* **STATED TASK**: Determine the number of lines containing the word "проект". Reply with it and nothing else.

*****

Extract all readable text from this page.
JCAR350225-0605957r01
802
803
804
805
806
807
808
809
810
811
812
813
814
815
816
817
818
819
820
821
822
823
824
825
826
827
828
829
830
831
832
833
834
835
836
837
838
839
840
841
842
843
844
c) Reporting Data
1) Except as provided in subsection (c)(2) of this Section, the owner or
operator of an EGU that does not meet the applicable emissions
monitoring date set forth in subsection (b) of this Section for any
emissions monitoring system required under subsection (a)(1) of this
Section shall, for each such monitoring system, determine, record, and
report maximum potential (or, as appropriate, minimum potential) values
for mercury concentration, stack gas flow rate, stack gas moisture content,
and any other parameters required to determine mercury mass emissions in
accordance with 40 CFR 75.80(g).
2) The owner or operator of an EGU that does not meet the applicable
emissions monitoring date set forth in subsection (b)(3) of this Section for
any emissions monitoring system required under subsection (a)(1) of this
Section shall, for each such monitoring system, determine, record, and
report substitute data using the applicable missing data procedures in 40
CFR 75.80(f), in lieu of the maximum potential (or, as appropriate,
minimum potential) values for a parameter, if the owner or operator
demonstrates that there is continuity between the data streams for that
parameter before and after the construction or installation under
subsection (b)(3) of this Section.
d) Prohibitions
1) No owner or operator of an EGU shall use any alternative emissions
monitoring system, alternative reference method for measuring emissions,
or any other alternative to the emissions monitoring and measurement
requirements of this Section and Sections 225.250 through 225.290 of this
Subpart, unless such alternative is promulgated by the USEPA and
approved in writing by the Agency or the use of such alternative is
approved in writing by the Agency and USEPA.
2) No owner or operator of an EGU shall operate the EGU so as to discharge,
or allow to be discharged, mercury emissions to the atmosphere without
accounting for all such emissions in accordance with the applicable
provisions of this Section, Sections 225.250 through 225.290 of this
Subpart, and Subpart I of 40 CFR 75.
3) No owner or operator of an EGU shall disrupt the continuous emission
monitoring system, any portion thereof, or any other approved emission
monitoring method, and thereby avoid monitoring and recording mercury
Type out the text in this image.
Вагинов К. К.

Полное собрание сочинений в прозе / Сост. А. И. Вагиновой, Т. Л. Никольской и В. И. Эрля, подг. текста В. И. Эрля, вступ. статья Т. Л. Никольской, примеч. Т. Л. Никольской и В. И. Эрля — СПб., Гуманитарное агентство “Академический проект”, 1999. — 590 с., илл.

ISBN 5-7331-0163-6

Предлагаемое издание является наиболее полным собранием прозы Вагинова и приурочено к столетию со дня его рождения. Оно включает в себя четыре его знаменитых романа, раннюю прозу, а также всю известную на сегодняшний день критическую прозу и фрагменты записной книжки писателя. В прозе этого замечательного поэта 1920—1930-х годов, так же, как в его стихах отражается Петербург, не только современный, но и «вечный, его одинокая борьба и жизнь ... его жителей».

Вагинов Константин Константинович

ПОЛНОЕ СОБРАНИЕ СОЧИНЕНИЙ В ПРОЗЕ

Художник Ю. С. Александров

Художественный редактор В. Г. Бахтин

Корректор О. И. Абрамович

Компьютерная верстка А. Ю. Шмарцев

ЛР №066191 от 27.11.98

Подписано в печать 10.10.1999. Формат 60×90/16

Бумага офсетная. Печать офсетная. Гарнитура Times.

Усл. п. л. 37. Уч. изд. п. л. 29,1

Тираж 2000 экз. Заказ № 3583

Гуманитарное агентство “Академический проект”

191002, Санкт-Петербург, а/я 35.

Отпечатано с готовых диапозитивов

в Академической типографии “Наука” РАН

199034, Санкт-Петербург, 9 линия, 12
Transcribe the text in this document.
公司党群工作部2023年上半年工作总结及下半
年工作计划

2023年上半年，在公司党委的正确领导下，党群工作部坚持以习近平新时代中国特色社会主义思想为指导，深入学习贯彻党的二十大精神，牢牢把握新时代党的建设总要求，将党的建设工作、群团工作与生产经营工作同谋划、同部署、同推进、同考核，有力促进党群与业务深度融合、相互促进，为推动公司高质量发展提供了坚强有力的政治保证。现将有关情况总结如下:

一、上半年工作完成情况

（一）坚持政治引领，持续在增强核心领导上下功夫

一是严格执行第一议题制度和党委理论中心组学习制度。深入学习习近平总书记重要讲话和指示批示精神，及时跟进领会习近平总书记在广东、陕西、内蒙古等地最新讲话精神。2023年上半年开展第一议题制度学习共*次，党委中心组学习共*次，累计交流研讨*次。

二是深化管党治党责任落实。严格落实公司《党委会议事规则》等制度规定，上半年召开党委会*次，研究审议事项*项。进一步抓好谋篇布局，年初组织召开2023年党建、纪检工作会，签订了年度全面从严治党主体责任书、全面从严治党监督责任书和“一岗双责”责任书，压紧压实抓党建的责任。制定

*****

* **THE SOLUTION**: 2